▶ [Goal] Note how many lines hold the string "classes" and give that number without any other words.

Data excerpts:
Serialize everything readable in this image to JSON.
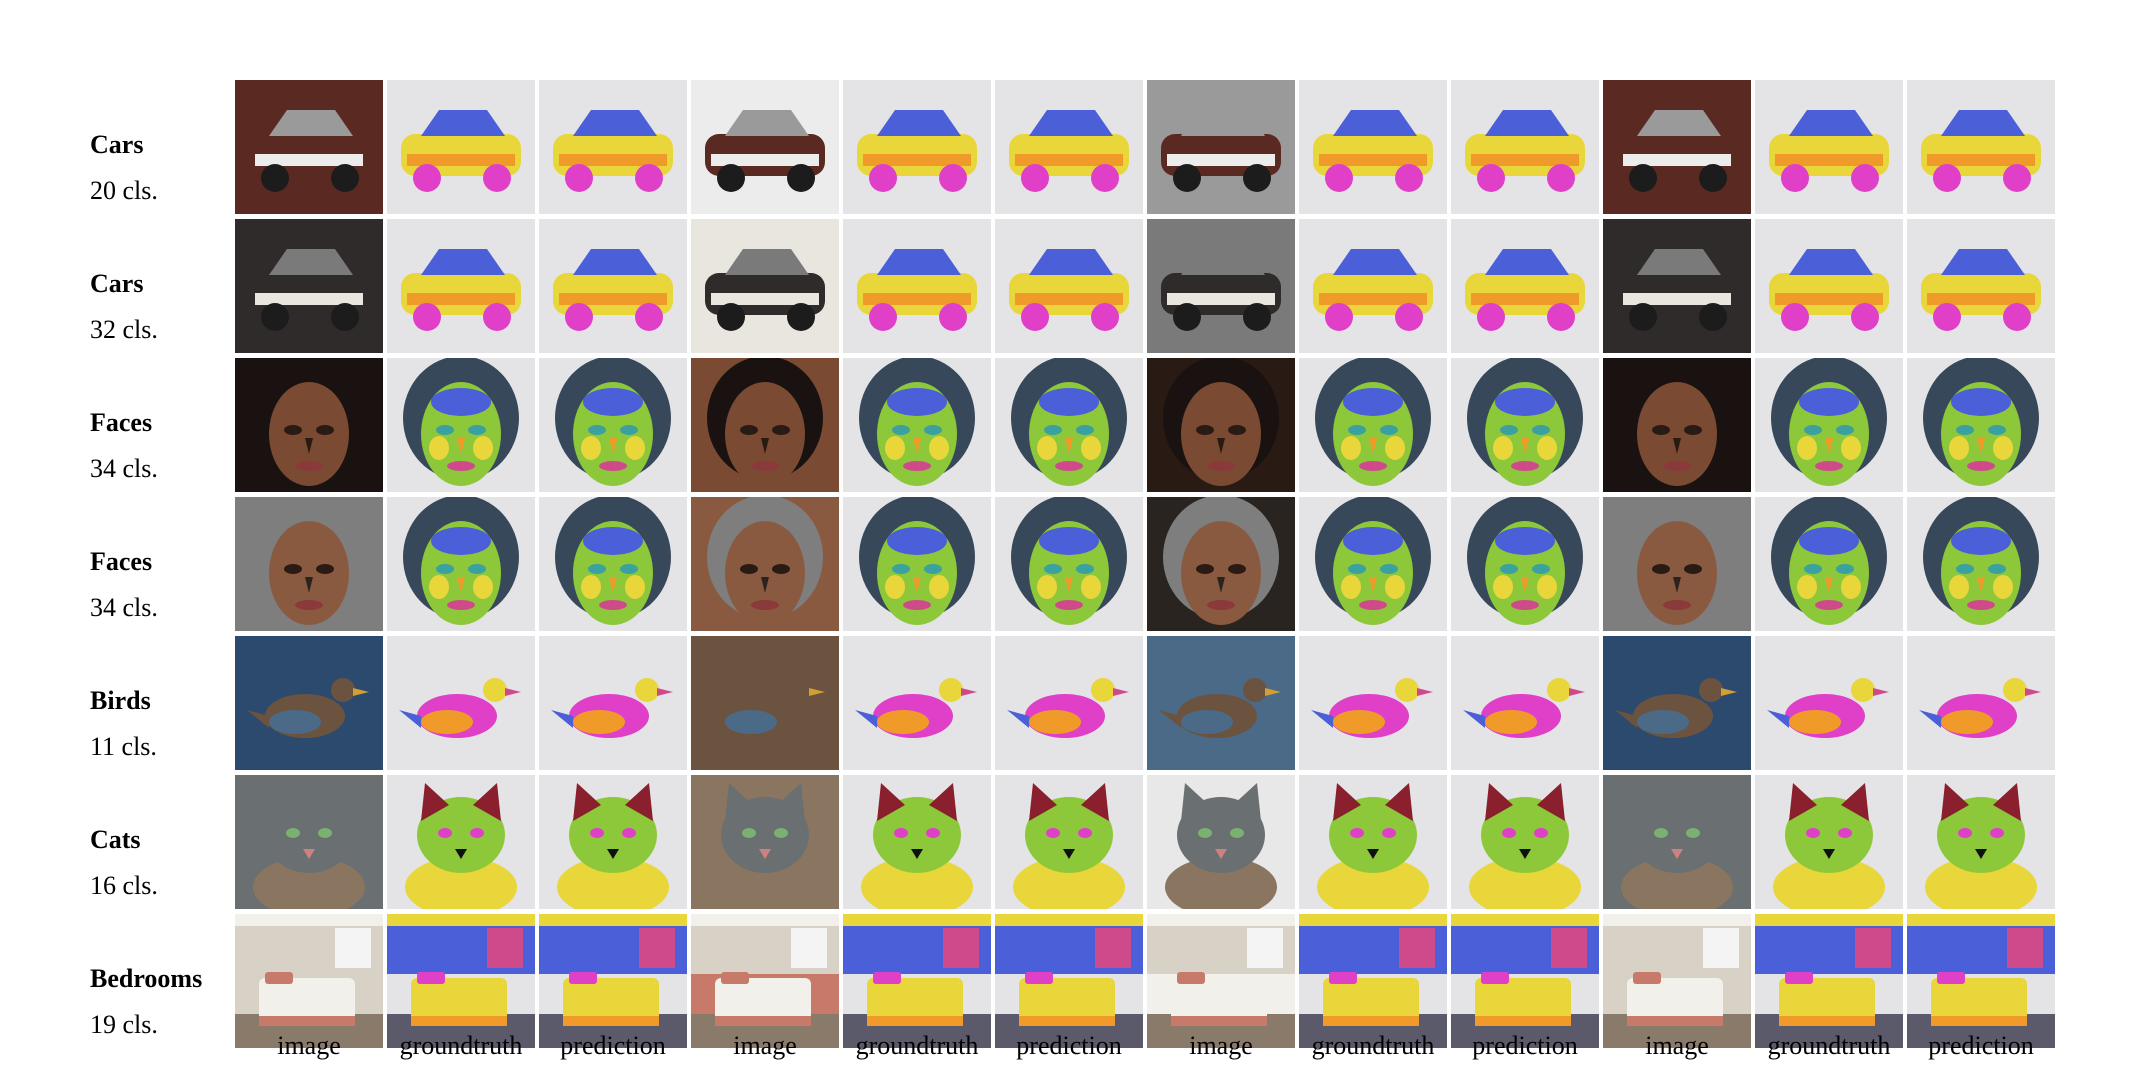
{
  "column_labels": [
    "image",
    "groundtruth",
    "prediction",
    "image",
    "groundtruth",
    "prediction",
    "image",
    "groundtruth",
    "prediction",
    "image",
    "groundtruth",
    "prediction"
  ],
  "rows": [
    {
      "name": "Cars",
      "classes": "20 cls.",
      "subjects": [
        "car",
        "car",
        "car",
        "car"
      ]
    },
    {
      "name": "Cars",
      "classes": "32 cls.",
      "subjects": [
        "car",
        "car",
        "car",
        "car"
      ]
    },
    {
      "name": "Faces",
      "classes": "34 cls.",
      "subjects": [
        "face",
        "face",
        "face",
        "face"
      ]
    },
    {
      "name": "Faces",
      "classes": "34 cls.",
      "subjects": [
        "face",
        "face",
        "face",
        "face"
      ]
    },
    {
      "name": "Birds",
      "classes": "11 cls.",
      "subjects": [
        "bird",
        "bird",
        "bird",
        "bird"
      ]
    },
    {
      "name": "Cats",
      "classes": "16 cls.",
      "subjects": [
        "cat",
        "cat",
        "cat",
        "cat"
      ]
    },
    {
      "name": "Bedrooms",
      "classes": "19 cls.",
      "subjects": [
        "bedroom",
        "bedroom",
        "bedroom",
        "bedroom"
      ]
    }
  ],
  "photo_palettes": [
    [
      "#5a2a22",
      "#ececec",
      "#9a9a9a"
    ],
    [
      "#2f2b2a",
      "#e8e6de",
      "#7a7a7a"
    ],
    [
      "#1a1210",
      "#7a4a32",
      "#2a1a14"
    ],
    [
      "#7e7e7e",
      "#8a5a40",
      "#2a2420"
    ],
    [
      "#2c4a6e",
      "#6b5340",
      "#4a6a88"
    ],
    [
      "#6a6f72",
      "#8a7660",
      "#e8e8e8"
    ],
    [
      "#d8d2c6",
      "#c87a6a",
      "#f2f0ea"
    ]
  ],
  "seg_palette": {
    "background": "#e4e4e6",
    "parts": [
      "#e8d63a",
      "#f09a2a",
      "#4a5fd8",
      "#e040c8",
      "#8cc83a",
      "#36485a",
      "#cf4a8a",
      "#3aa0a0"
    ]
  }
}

==

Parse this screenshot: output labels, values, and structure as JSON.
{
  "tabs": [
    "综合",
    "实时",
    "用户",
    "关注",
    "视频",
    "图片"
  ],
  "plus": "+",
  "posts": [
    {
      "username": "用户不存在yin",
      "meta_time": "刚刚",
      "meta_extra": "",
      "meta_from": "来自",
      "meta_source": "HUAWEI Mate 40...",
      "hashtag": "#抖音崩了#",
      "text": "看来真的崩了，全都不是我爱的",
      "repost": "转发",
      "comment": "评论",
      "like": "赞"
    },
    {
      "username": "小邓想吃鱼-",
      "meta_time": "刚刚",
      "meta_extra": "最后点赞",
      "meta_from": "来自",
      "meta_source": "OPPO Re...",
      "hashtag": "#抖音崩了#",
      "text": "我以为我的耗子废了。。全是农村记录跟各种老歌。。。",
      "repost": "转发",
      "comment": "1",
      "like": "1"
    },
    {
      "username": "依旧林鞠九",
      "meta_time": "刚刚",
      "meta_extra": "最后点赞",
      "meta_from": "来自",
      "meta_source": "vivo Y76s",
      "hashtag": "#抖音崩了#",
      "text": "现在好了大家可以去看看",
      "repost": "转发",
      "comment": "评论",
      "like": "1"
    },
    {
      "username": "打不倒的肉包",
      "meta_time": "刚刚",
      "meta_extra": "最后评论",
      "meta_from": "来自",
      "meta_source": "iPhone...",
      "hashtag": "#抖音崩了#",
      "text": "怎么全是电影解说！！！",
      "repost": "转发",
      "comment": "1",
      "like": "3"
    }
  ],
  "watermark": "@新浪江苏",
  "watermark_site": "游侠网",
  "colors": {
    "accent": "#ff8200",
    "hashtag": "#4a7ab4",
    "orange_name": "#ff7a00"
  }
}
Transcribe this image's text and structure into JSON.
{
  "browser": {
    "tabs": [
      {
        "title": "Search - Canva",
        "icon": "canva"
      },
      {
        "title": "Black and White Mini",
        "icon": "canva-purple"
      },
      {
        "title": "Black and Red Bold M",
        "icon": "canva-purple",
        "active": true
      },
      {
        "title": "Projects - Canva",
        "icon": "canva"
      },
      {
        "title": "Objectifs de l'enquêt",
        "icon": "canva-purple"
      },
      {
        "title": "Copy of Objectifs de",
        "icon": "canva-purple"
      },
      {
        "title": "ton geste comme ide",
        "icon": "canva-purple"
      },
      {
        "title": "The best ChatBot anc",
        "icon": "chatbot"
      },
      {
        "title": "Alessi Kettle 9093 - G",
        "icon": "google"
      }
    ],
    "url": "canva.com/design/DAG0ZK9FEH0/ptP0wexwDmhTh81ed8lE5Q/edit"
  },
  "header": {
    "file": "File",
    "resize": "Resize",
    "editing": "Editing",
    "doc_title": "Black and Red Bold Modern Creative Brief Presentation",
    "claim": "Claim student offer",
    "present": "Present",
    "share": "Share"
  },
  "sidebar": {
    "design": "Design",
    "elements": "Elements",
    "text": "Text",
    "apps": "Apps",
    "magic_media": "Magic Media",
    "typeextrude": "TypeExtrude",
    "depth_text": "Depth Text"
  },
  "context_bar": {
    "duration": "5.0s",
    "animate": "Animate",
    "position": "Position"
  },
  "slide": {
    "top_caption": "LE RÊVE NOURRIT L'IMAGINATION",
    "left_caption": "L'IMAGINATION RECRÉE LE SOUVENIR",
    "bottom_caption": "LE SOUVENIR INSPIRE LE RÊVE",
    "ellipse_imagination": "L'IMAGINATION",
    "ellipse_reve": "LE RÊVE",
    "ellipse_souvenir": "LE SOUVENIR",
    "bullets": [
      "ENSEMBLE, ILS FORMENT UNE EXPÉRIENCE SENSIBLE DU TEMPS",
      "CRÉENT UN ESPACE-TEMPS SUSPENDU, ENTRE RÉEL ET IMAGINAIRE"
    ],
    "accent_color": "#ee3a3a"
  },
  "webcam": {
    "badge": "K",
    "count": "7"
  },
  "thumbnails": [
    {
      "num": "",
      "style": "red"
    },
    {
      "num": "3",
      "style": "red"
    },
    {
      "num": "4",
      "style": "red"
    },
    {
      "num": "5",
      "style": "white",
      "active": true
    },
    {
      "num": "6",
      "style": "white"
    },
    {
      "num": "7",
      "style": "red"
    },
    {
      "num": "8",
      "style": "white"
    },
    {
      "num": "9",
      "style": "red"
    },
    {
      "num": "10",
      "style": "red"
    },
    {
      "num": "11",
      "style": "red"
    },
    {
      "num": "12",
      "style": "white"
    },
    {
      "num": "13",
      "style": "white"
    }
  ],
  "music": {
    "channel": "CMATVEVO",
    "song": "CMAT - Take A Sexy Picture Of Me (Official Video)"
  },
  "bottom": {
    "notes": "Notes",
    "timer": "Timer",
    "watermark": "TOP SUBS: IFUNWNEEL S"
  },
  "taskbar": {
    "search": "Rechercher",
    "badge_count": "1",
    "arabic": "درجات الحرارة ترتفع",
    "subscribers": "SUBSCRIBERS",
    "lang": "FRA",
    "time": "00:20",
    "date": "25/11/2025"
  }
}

▶ [Result of the task] 7